:: EXTRACTED INFORMATION
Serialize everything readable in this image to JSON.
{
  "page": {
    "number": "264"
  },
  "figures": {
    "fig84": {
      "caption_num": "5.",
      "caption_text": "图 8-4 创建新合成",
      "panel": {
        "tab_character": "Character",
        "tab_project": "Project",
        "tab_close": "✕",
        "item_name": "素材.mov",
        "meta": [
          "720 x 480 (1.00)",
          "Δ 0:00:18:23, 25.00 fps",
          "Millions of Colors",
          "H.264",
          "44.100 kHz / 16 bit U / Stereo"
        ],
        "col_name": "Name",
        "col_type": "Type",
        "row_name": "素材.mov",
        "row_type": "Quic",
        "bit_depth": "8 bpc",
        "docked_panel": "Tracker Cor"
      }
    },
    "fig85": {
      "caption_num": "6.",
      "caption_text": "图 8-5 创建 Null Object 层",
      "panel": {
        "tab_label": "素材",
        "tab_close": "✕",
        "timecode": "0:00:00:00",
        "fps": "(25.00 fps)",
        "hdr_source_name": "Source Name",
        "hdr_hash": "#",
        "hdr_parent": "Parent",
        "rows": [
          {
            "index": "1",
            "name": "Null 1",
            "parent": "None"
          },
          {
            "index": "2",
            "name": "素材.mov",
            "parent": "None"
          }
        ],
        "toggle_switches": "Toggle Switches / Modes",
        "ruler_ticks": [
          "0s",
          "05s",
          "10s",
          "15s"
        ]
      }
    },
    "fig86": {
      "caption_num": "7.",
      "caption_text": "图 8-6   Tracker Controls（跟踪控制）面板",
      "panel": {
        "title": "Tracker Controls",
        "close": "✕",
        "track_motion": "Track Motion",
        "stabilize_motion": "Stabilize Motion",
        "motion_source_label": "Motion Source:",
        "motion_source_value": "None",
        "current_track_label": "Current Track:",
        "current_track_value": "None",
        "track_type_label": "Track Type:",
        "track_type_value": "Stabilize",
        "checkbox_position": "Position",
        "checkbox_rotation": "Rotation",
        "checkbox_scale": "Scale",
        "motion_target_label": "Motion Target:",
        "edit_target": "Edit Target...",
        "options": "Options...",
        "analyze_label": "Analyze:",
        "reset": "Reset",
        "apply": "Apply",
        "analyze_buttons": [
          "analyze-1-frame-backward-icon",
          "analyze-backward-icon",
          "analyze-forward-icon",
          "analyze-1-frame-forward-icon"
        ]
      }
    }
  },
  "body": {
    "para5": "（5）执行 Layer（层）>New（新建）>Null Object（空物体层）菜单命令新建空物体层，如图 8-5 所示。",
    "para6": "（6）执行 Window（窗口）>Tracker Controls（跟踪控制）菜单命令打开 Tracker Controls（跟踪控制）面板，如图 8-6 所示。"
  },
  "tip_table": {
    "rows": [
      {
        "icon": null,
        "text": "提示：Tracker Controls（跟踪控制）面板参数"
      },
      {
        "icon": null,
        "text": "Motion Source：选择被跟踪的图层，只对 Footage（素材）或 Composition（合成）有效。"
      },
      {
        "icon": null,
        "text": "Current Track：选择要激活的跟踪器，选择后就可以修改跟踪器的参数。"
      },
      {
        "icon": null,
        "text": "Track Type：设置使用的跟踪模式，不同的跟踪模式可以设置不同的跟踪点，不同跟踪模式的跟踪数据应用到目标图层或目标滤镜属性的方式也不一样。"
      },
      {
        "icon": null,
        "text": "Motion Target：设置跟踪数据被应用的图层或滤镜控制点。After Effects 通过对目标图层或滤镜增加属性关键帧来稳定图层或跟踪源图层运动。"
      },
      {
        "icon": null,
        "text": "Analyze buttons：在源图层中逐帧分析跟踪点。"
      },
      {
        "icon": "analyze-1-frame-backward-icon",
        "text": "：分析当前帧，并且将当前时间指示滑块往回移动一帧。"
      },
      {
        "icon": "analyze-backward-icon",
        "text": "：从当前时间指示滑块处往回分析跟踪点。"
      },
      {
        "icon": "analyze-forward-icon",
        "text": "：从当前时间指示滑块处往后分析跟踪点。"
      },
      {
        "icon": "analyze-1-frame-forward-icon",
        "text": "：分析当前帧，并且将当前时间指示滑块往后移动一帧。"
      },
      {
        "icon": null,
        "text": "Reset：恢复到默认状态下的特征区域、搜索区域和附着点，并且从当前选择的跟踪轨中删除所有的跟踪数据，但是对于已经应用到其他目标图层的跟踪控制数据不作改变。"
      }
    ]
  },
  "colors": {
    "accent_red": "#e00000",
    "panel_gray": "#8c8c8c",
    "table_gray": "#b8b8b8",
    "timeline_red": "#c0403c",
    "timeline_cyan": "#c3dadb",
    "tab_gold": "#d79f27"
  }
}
::::
### [INSTRUCTIONS FOR THE TASK]
Check each line of the listing above for the string "backward", then report only how many lines have it.

### [THE RESPONSE]
4